▶ _EXERCISE DIRECTIONS_: Transcribe the material exactly. Images do not belong in the copy.

▶ _INPUT_:

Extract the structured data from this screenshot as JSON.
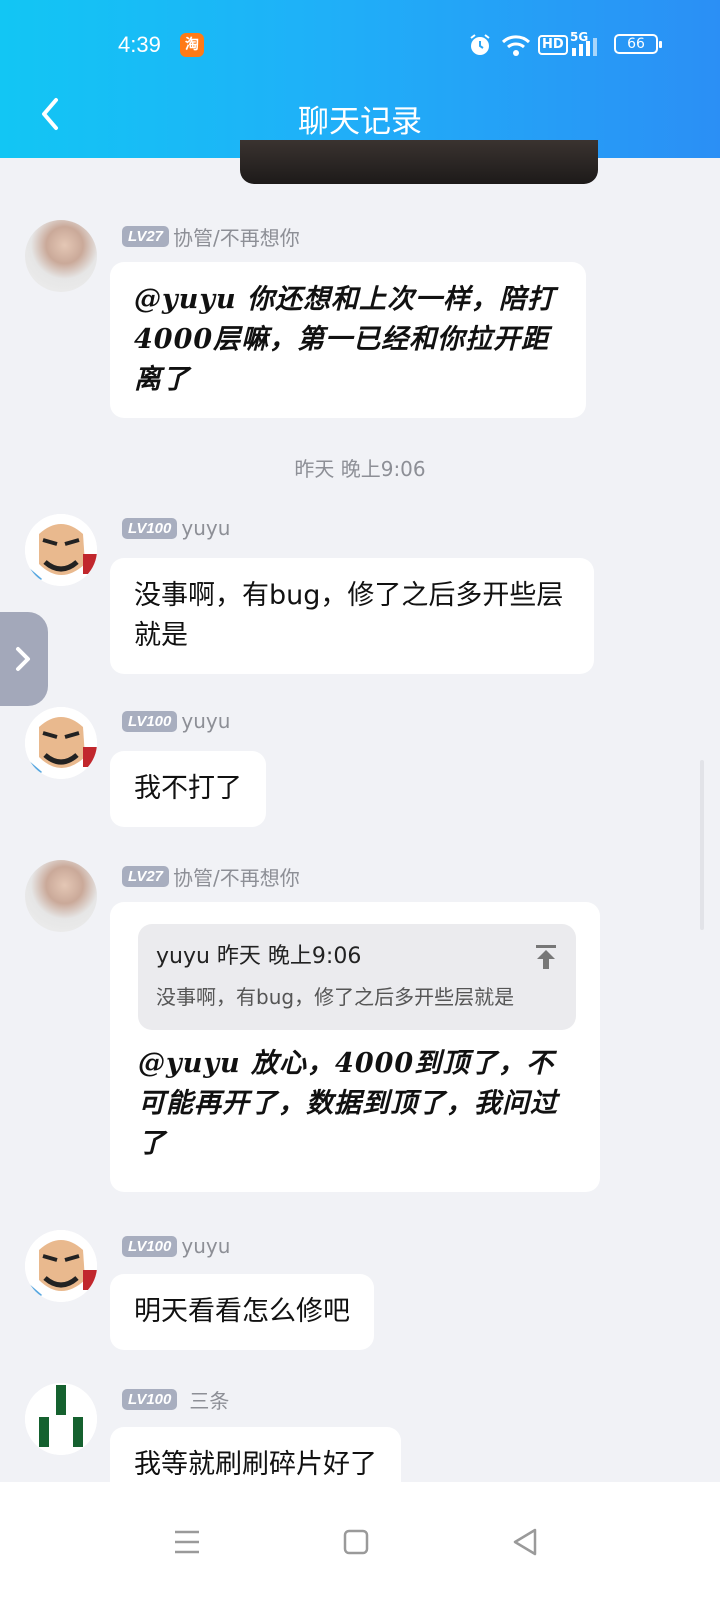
{
  "status_bar": {
    "time": "4:39",
    "taobao_label": "淘",
    "hd_label": "HD",
    "signal_label": "5G",
    "battery": "66"
  },
  "header": {
    "title": "聊天记录"
  },
  "messages": [
    {
      "level": "LV27",
      "nickname": "协管/不再想你",
      "text": "@yuyu 你还想和上次一样，陪打4000层嘛，第一已经和你拉开距离了"
    },
    {
      "time_separator": "昨天 晚上9:06"
    },
    {
      "level": "LV100",
      "nickname": "yuyu",
      "text": "没事啊，有bug，修了之后多开些层就是"
    },
    {
      "level": "LV100",
      "nickname": "yuyu",
      "text": "我不打了"
    },
    {
      "level": "LV27",
      "nickname": "协管/不再想你",
      "quote": {
        "header": "yuyu 昨天 晚上9:06",
        "body": "没事啊，有bug，修了之后多开些层就是"
      },
      "text": "@yuyu 放心，4000到顶了，不可能再开了，数据到顶了，我问过了"
    },
    {
      "level": "LV100",
      "nickname": "yuyu",
      "text": "明天看看怎么修吧"
    },
    {
      "level": "LV100",
      "nickname": "三条",
      "text": "我等就刷刷碎片好了"
    }
  ],
  "colors": {
    "header_gradient_start": "#12c6f4",
    "header_gradient_end": "#2b8ff5",
    "background": "#f1f2f6",
    "level_badge": "#a8aebf"
  }
}
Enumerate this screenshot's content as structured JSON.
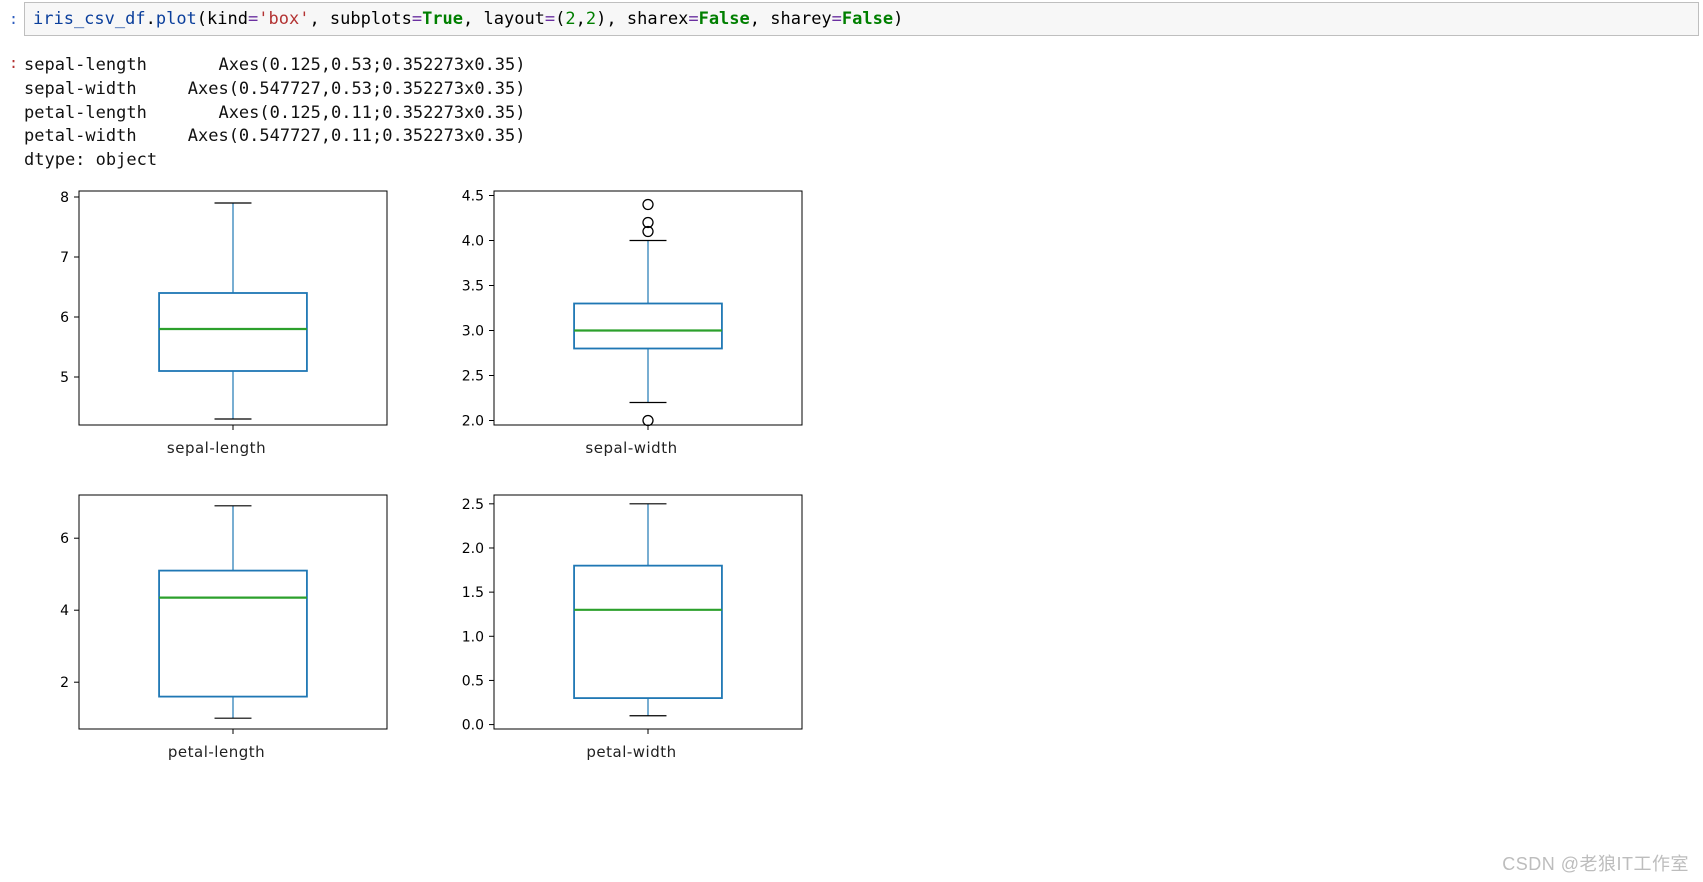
{
  "code": {
    "tokens": [
      {
        "t": "iris_csv_df",
        "c": "name"
      },
      {
        "t": ".",
        "c": "dot"
      },
      {
        "t": "plot",
        "c": "name"
      },
      {
        "t": "(",
        "c": "par"
      },
      {
        "t": "kind",
        "c": "arg"
      },
      {
        "t": "=",
        "c": "eq"
      },
      {
        "t": "'box'",
        "c": "str"
      },
      {
        "t": ", ",
        "c": "dot"
      },
      {
        "t": "subplots",
        "c": "arg"
      },
      {
        "t": "=",
        "c": "eq"
      },
      {
        "t": "True",
        "c": "kw"
      },
      {
        "t": ", ",
        "c": "dot"
      },
      {
        "t": "layout",
        "c": "arg"
      },
      {
        "t": "=",
        "c": "eq"
      },
      {
        "t": "(",
        "c": "par"
      },
      {
        "t": "2",
        "c": "num"
      },
      {
        "t": ",",
        "c": "dot"
      },
      {
        "t": "2",
        "c": "num"
      },
      {
        "t": ")",
        "c": "par"
      },
      {
        "t": ", ",
        "c": "dot"
      },
      {
        "t": "sharex",
        "c": "arg"
      },
      {
        "t": "=",
        "c": "eq"
      },
      {
        "t": "False",
        "c": "kw"
      },
      {
        "t": ", ",
        "c": "dot"
      },
      {
        "t": "sharey",
        "c": "arg"
      },
      {
        "t": "=",
        "c": "eq"
      },
      {
        "t": "False",
        "c": "kw"
      },
      {
        "t": ")",
        "c": "par"
      }
    ]
  },
  "output_text": "sepal-length       Axes(0.125,0.53;0.352273x0.35)\nsepal-width     Axes(0.547727,0.53;0.352273x0.35)\npetal-length       Axes(0.125,0.11;0.352273x0.35)\npetal-width     Axes(0.547727,0.11;0.352273x0.35)\ndtype: object",
  "watermark": "CSDN @老狼IT工作室",
  "chart_data": [
    {
      "type": "boxplot",
      "xlabel": "sepal-length",
      "yticks": [
        5,
        6,
        7,
        8
      ],
      "ymin": 4.2,
      "ymax": 8.1,
      "box": {
        "q1": 5.1,
        "median": 5.8,
        "q3": 6.4,
        "whisker_low": 4.3,
        "whisker_high": 7.9
      },
      "outliers": []
    },
    {
      "type": "boxplot",
      "xlabel": "sepal-width",
      "yticks": [
        2.0,
        2.5,
        3.0,
        3.5,
        4.0,
        4.5
      ],
      "ymin": 1.95,
      "ymax": 4.55,
      "box": {
        "q1": 2.8,
        "median": 3.0,
        "q3": 3.3,
        "whisker_low": 2.2,
        "whisker_high": 4.0
      },
      "outliers": [
        4.4,
        4.2,
        4.1,
        2.0
      ]
    },
    {
      "type": "boxplot",
      "xlabel": "petal-length",
      "yticks": [
        2,
        4,
        6
      ],
      "ymin": 0.7,
      "ymax": 7.2,
      "box": {
        "q1": 1.6,
        "median": 4.35,
        "q3": 5.1,
        "whisker_low": 1.0,
        "whisker_high": 6.9
      },
      "outliers": []
    },
    {
      "type": "boxplot",
      "xlabel": "petal-width",
      "yticks": [
        0.0,
        0.5,
        1.0,
        1.5,
        2.0,
        2.5
      ],
      "ymin": -0.05,
      "ymax": 2.6,
      "box": {
        "q1": 0.3,
        "median": 1.3,
        "q3": 1.8,
        "whisker_low": 0.1,
        "whisker_high": 2.5
      },
      "outliers": []
    }
  ]
}
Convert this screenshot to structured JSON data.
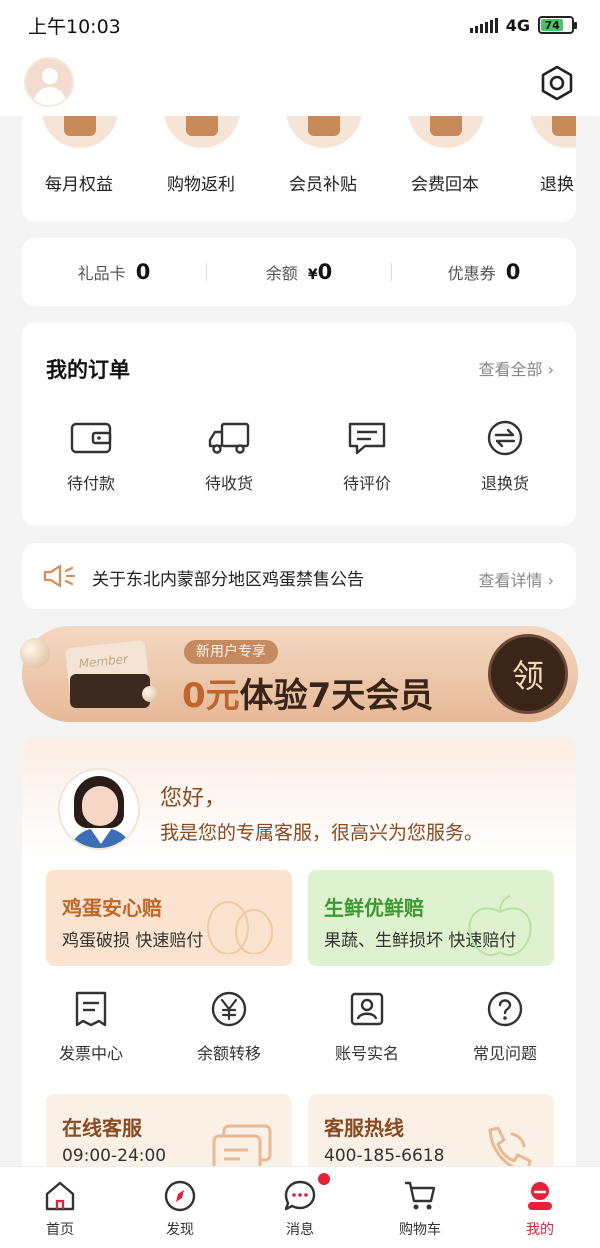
{
  "status_bar": {
    "time": "上午10:03",
    "network": "4G",
    "battery": "74"
  },
  "benefits": [
    {
      "label": "每月权益"
    },
    {
      "label": "购物返利"
    },
    {
      "label": "会员补贴"
    },
    {
      "label": "会费回本"
    },
    {
      "label": "退换"
    }
  ],
  "wallet": {
    "gift_card": {
      "label": "礼品卡",
      "value": "0"
    },
    "balance": {
      "label": "余额",
      "currency": "¥",
      "value": "0"
    },
    "coupon": {
      "label": "优惠券",
      "value": "0"
    }
  },
  "orders": {
    "title": "我的订单",
    "view_all": "查看全部 ›",
    "items": [
      {
        "label": "待付款",
        "icon": "wallet-icon"
      },
      {
        "label": "待收货",
        "icon": "truck-icon"
      },
      {
        "label": "待评价",
        "icon": "comment-icon"
      },
      {
        "label": "退换货",
        "icon": "exchange-icon"
      }
    ]
  },
  "notice": {
    "text": "关于东北内蒙部分地区鸡蛋禁售公告",
    "more": "查看详情 ›"
  },
  "member_banner": {
    "card_text": "Member",
    "tag": "新用户专享",
    "highlight": "0元",
    "headline": "体验7天会员",
    "claim_button": "领"
  },
  "service": {
    "greeting": "您好，",
    "intro": "我是您的专属客服，很高兴为您服务。",
    "guarantees": [
      {
        "title": "鸡蛋安心赔",
        "subtitle": "鸡蛋破损  快速赔付"
      },
      {
        "title": "生鲜优鲜赔",
        "subtitle": "果蔬、生鲜损坏  快速赔付"
      }
    ],
    "tools": [
      {
        "label": "发票中心",
        "icon": "invoice-icon"
      },
      {
        "label": "余额转移",
        "icon": "yen-icon"
      },
      {
        "label": "账号实名",
        "icon": "id-card-icon"
      },
      {
        "label": "常见问题",
        "icon": "question-icon"
      }
    ],
    "contacts": [
      {
        "title": "在线客服",
        "subtitle": "09:00-24:00"
      },
      {
        "title": "客服热线",
        "subtitle": "400-185-6618"
      }
    ]
  },
  "bottom_nav": [
    {
      "label": "首页",
      "icon": "home-icon"
    },
    {
      "label": "发现",
      "icon": "compass-icon"
    },
    {
      "label": "消息",
      "icon": "message-icon"
    },
    {
      "label": "购物车",
      "icon": "cart-icon"
    },
    {
      "label": "我的",
      "icon": "profile-icon",
      "active": true
    }
  ],
  "colors": {
    "accent": "#e5203a",
    "brand_brown": "#8a4a22",
    "banner_dark": "#3b2419"
  }
}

▶ _EXERCISE RESULT_:
Extract the structured data from this screenshot as JSON.
{
  "status_bar": {
    "time": "4:39",
    "taobao_label": "淘",
    "hd_label": "HD",
    "signal_label": "5G",
    "battery": "66"
  },
  "header": {
    "title": "聊天记录"
  },
  "messages": [
    {
      "level": "LV27",
      "nickname": "协管/不再想你",
      "text": "@yuyu 你还想和上次一样，陪打4000层嘛，第一已经和你拉开距离了"
    },
    {
      "time_separator": "昨天 晚上9:06"
    },
    {
      "level": "LV100",
      "nickname": "yuyu",
      "text": "没事啊，有bug，修了之后多开些层就是"
    },
    {
      "level": "LV100",
      "nickname": "yuyu",
      "text": "我不打了"
    },
    {
      "level": "LV27",
      "nickname": "协管/不再想你",
      "quote": {
        "header": "yuyu 昨天 晚上9:06",
        "body": "没事啊，有bug，修了之后多开些层就是"
      },
      "text": "@yuyu 放心，4000到顶了，不可能再开了，数据到顶了，我问过了"
    },
    {
      "level": "LV100",
      "nickname": "yuyu",
      "text": "明天看看怎么修吧"
    },
    {
      "level": "LV100",
      "nickname": "三条",
      "text": "我等就刷刷碎片好了"
    }
  ],
  "colors": {
    "header_gradient_start": "#12c6f4",
    "header_gradient_end": "#2b8ff5",
    "background": "#f1f2f6",
    "level_badge": "#a8aebf"
  }
}
Enumerate this screenshot's content as structured JSON.
{
  "code": {
    "tokens": [
      {
        "t": "iris_csv_df",
        "c": "name"
      },
      {
        "t": ".",
        "c": "dot"
      },
      {
        "t": "plot",
        "c": "name"
      },
      {
        "t": "(",
        "c": "par"
      },
      {
        "t": "kind",
        "c": "arg"
      },
      {
        "t": "=",
        "c": "eq"
      },
      {
        "t": "'box'",
        "c": "str"
      },
      {
        "t": ", ",
        "c": "dot"
      },
      {
        "t": "subplots",
        "c": "arg"
      },
      {
        "t": "=",
        "c": "eq"
      },
      {
        "t": "True",
        "c": "kw"
      },
      {
        "t": ", ",
        "c": "dot"
      },
      {
        "t": "layout",
        "c": "arg"
      },
      {
        "t": "=",
        "c": "eq"
      },
      {
        "t": "(",
        "c": "par"
      },
      {
        "t": "2",
        "c": "num"
      },
      {
        "t": ",",
        "c": "dot"
      },
      {
        "t": "2",
        "c": "num"
      },
      {
        "t": ")",
        "c": "par"
      },
      {
        "t": ", ",
        "c": "dot"
      },
      {
        "t": "sharex",
        "c": "arg"
      },
      {
        "t": "=",
        "c": "eq"
      },
      {
        "t": "False",
        "c": "kw"
      },
      {
        "t": ", ",
        "c": "dot"
      },
      {
        "t": "sharey",
        "c": "arg"
      },
      {
        "t": "=",
        "c": "eq"
      },
      {
        "t": "False",
        "c": "kw"
      },
      {
        "t": ")",
        "c": "par"
      }
    ]
  },
  "output_text": "sepal-length       Axes(0.125,0.53;0.352273x0.35)\nsepal-width     Axes(0.547727,0.53;0.352273x0.35)\npetal-length       Axes(0.125,0.11;0.352273x0.35)\npetal-width     Axes(0.547727,0.11;0.352273x0.35)\ndtype: object",
  "watermark": "CSDN @老狼IT工作室",
  "chart_data": [
    {
      "type": "boxplot",
      "xlabel": "sepal-length",
      "yticks": [
        5,
        6,
        7,
        8
      ],
      "ymin": 4.2,
      "ymax": 8.1,
      "box": {
        "q1": 5.1,
        "median": 5.8,
        "q3": 6.4,
        "whisker_low": 4.3,
        "whisker_high": 7.9
      },
      "outliers": []
    },
    {
      "type": "boxplot",
      "xlabel": "sepal-width",
      "yticks": [
        2.0,
        2.5,
        3.0,
        3.5,
        4.0,
        4.5
      ],
      "ymin": 1.95,
      "ymax": 4.55,
      "box": {
        "q1": 2.8,
        "median": 3.0,
        "q3": 3.3,
        "whisker_low": 2.2,
        "whisker_high": 4.0
      },
      "outliers": [
        4.4,
        4.2,
        4.1,
        2.0
      ]
    },
    {
      "type": "boxplot",
      "xlabel": "petal-length",
      "yticks": [
        2,
        4,
        6
      ],
      "ymin": 0.7,
      "ymax": 7.2,
      "box": {
        "q1": 1.6,
        "median": 4.35,
        "q3": 5.1,
        "whisker_low": 1.0,
        "whisker_high": 6.9
      },
      "outliers": []
    },
    {
      "type": "boxplot",
      "xlabel": "petal-width",
      "yticks": [
        0.0,
        0.5,
        1.0,
        1.5,
        2.0,
        2.5
      ],
      "ymin": -0.05,
      "ymax": 2.6,
      "box": {
        "q1": 0.3,
        "median": 1.3,
        "q3": 1.8,
        "whisker_low": 0.1,
        "whisker_high": 2.5
      },
      "outliers": []
    }
  ]
}
Convert this screenshot to structured JSON data.
{
  "status_bar": {
    "time": "上午10:03",
    "network": "4G",
    "battery": "74"
  },
  "benefits": [
    {
      "label": "每月权益"
    },
    {
      "label": "购物返利"
    },
    {
      "label": "会员补贴"
    },
    {
      "label": "会费回本"
    },
    {
      "label": "退换"
    }
  ],
  "wallet": {
    "gift_card": {
      "label": "礼品卡",
      "value": "0"
    },
    "balance": {
      "label": "余额",
      "currency": "¥",
      "value": "0"
    },
    "coupon": {
      "label": "优惠券",
      "value": "0"
    }
  },
  "orders": {
    "title": "我的订单",
    "view_all": "查看全部 ›",
    "items": [
      {
        "label": "待付款",
        "icon": "wallet-icon"
      },
      {
        "label": "待收货",
        "icon": "truck-icon"
      },
      {
        "label": "待评价",
        "icon": "comment-icon"
      },
      {
        "label": "退换货",
        "icon": "exchange-icon"
      }
    ]
  },
  "notice": {
    "text": "关于东北内蒙部分地区鸡蛋禁售公告",
    "more": "查看详情 ›"
  },
  "member_banner": {
    "card_text": "Member",
    "tag": "新用户专享",
    "highlight": "0元",
    "headline": "体验7天会员",
    "claim_button": "领"
  },
  "service": {
    "greeting": "您好，",
    "intro": "我是您的专属客服，很高兴为您服务。",
    "guarantees": [
      {
        "title": "鸡蛋安心赔",
        "subtitle": "鸡蛋破损  快速赔付"
      },
      {
        "title": "生鲜优鲜赔",
        "subtitle": "果蔬、生鲜损坏  快速赔付"
      }
    ],
    "tools": [
      {
        "label": "发票中心",
        "icon": "invoice-icon"
      },
      {
        "label": "余额转移",
        "icon": "yen-icon"
      },
      {
        "label": "账号实名",
        "icon": "id-card-icon"
      },
      {
        "label": "常见问题",
        "icon": "question-icon"
      }
    ],
    "contacts": [
      {
        "title": "在线客服",
        "subtitle": "09:00-24:00"
      },
      {
        "title": "客服热线",
        "subtitle": "400-185-6618"
      }
    ]
  },
  "bottom_nav": [
    {
      "label": "首页",
      "icon": "home-icon"
    },
    {
      "label": "发现",
      "icon": "compass-icon"
    },
    {
      "label": "消息",
      "icon": "message-icon"
    },
    {
      "label": "购物车",
      "icon": "cart-icon"
    },
    {
      "label": "我的",
      "icon": "profile-icon",
      "active": true
    }
  ],
  "colors": {
    "accent": "#e5203a",
    "brand_brown": "#8a4a22",
    "banner_dark": "#3b2419"
  }
}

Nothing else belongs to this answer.